Records that describe figures
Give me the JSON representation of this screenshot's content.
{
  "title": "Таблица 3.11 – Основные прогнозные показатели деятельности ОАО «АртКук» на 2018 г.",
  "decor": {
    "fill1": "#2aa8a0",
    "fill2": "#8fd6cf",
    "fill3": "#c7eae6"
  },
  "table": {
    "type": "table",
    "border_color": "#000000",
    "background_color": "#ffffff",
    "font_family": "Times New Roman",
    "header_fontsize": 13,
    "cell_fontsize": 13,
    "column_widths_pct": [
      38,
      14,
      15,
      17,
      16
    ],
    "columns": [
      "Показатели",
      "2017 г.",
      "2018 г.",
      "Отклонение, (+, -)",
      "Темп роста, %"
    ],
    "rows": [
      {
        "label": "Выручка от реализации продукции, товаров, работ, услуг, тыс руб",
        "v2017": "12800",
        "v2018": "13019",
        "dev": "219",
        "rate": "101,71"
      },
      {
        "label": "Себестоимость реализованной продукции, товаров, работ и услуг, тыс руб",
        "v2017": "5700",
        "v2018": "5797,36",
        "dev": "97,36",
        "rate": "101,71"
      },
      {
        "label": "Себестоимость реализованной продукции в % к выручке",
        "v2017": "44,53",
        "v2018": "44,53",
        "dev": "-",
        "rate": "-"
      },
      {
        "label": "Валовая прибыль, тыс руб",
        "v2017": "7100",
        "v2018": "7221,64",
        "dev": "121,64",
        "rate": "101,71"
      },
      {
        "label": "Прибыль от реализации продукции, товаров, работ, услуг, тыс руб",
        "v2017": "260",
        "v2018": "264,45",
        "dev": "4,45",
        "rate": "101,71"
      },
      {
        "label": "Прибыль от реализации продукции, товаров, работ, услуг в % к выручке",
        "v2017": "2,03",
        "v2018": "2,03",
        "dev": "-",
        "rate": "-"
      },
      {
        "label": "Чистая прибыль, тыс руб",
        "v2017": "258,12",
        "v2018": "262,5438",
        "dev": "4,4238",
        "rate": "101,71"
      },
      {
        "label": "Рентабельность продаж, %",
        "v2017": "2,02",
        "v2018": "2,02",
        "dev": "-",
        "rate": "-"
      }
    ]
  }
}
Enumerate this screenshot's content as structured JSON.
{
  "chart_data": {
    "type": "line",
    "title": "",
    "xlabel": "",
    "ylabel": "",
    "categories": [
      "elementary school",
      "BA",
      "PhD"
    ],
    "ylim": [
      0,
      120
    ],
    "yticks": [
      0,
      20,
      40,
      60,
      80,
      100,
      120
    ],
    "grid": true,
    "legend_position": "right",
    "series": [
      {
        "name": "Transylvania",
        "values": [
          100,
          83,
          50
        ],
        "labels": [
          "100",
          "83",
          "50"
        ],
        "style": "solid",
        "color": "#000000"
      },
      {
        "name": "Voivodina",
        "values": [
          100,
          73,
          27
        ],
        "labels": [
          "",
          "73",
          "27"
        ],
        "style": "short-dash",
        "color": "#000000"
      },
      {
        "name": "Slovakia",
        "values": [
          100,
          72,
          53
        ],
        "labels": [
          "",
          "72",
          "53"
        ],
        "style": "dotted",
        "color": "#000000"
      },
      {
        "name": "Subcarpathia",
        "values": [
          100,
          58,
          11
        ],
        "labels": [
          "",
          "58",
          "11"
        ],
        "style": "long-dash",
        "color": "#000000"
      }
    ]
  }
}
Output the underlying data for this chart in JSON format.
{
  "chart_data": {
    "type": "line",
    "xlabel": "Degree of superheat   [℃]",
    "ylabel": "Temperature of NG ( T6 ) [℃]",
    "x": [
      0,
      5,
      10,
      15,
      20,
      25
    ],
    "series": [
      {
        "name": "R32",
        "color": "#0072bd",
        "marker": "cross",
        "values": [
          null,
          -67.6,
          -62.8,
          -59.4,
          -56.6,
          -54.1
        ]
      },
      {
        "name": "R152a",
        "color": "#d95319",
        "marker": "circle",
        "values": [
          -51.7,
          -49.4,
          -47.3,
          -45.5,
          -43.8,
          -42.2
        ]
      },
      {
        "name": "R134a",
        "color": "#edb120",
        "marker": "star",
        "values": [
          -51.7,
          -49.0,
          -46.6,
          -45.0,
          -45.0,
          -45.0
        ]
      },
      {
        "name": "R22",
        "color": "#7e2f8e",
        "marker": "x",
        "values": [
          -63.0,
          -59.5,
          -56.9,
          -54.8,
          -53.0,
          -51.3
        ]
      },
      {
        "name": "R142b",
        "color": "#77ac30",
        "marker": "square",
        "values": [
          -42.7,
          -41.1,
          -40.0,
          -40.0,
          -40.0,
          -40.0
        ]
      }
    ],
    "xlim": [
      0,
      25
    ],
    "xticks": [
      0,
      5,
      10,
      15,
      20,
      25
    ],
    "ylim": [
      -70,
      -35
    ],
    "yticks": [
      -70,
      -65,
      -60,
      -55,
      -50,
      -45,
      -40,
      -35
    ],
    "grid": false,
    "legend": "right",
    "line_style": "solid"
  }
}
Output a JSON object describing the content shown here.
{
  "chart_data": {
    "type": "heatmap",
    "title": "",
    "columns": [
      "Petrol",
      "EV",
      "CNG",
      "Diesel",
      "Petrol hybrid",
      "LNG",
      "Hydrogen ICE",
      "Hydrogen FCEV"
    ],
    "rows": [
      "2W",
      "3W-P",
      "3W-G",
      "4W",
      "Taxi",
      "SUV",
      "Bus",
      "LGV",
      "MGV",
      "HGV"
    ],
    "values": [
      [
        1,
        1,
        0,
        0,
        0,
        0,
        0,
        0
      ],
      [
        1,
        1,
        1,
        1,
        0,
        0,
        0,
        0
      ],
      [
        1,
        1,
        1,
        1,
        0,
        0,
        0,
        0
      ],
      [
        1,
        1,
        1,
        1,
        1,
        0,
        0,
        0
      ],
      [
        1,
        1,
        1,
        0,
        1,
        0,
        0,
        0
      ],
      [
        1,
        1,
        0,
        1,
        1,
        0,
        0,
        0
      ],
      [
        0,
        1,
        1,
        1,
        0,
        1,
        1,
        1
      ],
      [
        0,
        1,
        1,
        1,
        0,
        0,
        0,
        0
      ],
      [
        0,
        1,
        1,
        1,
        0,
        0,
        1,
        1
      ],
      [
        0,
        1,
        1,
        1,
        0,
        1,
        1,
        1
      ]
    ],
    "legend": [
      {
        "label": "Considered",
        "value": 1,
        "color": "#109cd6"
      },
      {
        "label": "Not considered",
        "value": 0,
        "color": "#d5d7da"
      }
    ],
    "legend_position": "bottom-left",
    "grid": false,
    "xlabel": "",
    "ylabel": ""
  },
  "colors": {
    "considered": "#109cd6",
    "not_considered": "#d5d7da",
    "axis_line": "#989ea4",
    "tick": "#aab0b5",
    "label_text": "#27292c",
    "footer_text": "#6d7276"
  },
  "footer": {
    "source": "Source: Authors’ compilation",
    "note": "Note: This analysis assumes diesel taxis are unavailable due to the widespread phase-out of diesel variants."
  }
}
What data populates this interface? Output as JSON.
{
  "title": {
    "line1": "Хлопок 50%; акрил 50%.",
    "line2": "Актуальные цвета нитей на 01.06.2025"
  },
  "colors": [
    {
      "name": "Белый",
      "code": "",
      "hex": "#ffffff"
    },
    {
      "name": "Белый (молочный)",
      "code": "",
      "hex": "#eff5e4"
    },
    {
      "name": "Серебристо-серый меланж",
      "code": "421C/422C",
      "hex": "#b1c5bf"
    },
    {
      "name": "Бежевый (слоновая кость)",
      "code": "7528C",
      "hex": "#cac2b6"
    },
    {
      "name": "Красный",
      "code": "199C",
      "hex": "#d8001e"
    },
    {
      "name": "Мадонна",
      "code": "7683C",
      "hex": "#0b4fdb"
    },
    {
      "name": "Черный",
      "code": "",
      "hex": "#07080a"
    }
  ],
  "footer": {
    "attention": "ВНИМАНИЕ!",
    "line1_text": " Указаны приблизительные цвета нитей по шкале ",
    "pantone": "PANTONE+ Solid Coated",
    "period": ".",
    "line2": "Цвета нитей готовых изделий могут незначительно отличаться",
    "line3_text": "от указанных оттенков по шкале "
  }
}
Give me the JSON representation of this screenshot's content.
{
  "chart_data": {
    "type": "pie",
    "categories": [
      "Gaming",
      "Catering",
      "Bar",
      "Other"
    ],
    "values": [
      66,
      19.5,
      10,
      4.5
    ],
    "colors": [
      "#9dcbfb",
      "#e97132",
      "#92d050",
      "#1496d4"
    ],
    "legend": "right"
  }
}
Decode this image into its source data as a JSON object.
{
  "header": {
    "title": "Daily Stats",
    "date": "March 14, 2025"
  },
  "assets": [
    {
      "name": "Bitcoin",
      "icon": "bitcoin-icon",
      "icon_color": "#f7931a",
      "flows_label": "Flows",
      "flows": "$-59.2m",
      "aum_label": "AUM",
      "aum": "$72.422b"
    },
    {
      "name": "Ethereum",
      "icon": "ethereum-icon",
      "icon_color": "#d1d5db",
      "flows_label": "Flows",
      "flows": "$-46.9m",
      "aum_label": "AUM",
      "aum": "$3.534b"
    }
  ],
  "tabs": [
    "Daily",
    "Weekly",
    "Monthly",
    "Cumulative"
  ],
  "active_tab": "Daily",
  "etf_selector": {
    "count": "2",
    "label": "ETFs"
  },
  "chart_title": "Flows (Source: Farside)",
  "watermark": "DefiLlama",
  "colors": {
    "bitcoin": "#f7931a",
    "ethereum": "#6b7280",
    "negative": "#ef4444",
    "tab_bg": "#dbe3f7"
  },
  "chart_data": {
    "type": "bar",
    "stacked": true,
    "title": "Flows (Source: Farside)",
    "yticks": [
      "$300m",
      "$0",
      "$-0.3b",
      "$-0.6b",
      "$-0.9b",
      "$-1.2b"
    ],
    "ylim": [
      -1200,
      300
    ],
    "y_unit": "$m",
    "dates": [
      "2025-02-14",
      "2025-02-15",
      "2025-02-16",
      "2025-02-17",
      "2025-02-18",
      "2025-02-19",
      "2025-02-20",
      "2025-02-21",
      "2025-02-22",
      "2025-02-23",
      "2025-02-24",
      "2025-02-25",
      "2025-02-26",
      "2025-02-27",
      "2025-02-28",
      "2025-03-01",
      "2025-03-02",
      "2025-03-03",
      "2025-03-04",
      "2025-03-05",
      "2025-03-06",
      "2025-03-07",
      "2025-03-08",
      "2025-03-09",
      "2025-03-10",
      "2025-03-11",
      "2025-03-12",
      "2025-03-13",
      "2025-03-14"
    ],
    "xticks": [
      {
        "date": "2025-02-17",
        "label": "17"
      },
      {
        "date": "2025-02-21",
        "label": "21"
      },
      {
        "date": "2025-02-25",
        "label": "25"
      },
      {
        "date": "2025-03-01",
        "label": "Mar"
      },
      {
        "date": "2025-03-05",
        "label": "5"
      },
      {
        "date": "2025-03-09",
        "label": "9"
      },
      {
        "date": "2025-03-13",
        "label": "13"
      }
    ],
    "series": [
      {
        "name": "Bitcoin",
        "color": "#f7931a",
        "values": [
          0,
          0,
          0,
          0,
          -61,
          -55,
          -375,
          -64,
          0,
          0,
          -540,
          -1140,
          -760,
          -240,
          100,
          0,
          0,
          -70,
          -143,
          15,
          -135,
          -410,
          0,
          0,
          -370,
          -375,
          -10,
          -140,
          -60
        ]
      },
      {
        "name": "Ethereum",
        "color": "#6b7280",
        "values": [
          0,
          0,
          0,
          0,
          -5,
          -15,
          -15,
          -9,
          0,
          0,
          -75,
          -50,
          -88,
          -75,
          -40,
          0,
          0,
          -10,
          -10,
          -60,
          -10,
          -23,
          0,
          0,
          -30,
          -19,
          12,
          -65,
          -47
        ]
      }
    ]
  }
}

> [Request]
Your task is to gather every line with the word "реализации" and copy it.

> [Output for this exercise]
        "label": "Выручка от реализации продукции, товаров, работ, услуг, тыс руб",
        "label": "Прибыль от реализации продукции, товаров, работ, услуг, тыс руб",
        "label": "Прибыль от реализации продукции, товаров, работ, услуг в % к выручке",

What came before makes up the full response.